Stored records:
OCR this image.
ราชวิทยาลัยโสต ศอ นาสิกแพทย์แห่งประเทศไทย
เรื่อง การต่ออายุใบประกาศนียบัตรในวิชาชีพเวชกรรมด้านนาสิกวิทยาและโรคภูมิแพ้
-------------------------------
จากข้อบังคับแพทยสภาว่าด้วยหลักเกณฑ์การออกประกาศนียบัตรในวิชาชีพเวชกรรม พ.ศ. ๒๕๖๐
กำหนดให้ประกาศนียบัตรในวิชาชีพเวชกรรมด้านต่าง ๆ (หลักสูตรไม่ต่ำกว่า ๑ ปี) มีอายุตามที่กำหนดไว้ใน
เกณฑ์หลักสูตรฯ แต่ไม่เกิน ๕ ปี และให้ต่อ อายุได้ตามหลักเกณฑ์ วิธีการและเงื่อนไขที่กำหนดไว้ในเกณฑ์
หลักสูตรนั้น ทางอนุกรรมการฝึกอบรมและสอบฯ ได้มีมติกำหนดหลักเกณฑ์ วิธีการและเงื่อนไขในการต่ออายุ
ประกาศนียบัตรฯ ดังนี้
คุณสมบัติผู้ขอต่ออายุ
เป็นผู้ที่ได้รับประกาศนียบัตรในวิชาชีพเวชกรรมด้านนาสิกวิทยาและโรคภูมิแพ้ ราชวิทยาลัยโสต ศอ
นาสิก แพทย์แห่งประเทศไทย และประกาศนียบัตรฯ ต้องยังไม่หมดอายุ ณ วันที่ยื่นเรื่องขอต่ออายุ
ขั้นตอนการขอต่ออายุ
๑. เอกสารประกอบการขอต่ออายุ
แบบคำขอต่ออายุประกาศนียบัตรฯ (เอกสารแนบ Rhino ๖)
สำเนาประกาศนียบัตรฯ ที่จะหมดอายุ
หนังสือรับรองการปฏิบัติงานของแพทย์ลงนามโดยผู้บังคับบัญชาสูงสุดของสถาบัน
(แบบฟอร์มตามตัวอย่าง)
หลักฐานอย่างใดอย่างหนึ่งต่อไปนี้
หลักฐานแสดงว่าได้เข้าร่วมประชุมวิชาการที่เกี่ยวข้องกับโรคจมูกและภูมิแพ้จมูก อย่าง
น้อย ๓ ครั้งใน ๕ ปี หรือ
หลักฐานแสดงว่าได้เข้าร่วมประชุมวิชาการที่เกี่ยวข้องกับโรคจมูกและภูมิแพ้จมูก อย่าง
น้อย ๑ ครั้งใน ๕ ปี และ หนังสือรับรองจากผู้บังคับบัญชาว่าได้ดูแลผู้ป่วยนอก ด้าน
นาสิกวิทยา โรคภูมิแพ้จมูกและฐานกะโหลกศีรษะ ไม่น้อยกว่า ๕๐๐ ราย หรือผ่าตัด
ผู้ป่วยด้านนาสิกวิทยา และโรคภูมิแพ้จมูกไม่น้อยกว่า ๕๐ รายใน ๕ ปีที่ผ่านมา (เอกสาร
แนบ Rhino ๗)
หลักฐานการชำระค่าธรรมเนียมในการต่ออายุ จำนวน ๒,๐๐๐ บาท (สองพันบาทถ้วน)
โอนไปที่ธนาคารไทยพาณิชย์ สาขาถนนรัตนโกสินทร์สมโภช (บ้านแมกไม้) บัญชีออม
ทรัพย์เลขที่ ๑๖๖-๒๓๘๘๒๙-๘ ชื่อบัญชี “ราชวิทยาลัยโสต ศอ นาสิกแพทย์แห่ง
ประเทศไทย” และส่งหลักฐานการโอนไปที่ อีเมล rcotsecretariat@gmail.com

WHAT THE TASK REQUIRES: Quote all the records. Keep every word exact.

OUTPUT FOR THIS TASK:
OCR this image.
ราชวิทยาลัยโสต ศอ นาสิกแพทย์แห่งประเทศไทย
เรื่อง การต่ออายุใบประกาศนียบัตรในวิชาชีพเวชกรรมด้านนาสิกวิทยาและโรคภูมิแพ้
-------------------------------
จากข้อบังคับแพทยสภาว่าด้วยหลักเกณฑ์การออกประกาศนียบัตรในวิชาชีพเวชกรรม พ.ศ. ๒๕๖๐
กำหนดให้ประกาศนียบัตรในวิชาชีพเวชกรรมด้านต่าง ๆ (หลักสูตรไม่ต่ำกว่า ๑ ปี) มีอายุตามที่กำหนดไว้ใน
เกณฑ์หลักสูตรฯ แต่ไม่เกิน ๕ ปี และให้ต่อ อายุได้ตามหลักเกณฑ์ วิธีการและเงื่อนไขที่กำหนดไว้ในเกณฑ์
หลักสูตรนั้น ทางอนุกรรมการฝึกอบรมและสอบฯ ได้มีมติกำหนดหลักเกณฑ์ วิธีการและเงื่อนไขในการต่ออายุ
ประกาศนียบัตรฯ ดังนี้
คุณสมบัติผู้ขอต่ออายุ
เป็นผู้ที่ได้รับประกาศนียบัตรในวิชาชีพเวชกรรมด้านนาสิกวิทยาและโรคภูมิแพ้ ราชวิทยาลัยโสต ศอ
นาสิก แพทย์แห่งประเทศไทย และประกาศนียบัตรฯ ต้องยังไม่หมดอายุ ณ วันที่ยื่นเรื่องขอต่ออายุ
ขั้นตอนการขอต่ออายุ
๑. เอกสารประกอบการขอต่ออายุ
แบบคำขอต่ออายุประกาศนียบัตรฯ (เอกสารแนบ Rhino ๖)
สำเนาประกาศนียบัตรฯ ที่จะหมดอายุ
หนังสือรับรองการปฏิบัติงานของแพทย์ลงนามโดยผู้บังคับบัญชาสูงสุดของสถาบัน
(แบบฟอร์มตามตัวอย่าง)
หลักฐานอย่างใดอย่างหนึ่งต่อไปนี้
หลักฐานแสดงว่าได้เข้าร่วมประชุมวิชาการที่เกี่ยวข้องกับโรคจมูกและภูมิแพ้จมูก อย่าง
น้อย ๓ ครั้งใน ๕ ปี หรือ
หลักฐานแสดงว่าได้เข้าร่วมประชุมวิชาการที่เกี่ยวข้องกับโรคจมูกและภูมิแพ้จมูก อย่าง
น้อย ๑ ครั้งใน ๕ ปี และ หนังสือรับรองจากผู้บังคับบัญชาว่าได้ดูแลผู้ป่วยนอก ด้าน
นาสิกวิทยา โรคภูมิแพ้จมูกและฐานกะโหลกศีรษะ ไม่น้อยกว่า ๕๐๐ ราย หรือผ่าตัด
ผู้ป่วยด้านนาสิกวิทยา และโรคภูมิแพ้จมูกไม่น้อยกว่า ๕๐ รายใน ๕ ปีที่ผ่านมา (เอกสาร
แนบ Rhino ๗)
หลักฐานการชำระค่าธรรมเนียมในการต่ออายุ จำนวน ๒,๐๐๐ บาท (สองพันบาทถ้วน)
โอนไปที่ธนาคารไทยพาณิชย์ สาขาถนนรัตนโกสินทร์สมโภช (บ้านแมกไม้) บัญชีออม
ทรัพย์เลขที่ ๑๖๖-๒๓๘๘๒๙-๘ ชื่อบัญชี “ราชวิทยาลัยโสต ศอ นาสิกแพทย์แห่ง
ประเทศไทย” และส่งหลักฐานการโอนไปที่ อีเมล rcotsecretariat@gmail.com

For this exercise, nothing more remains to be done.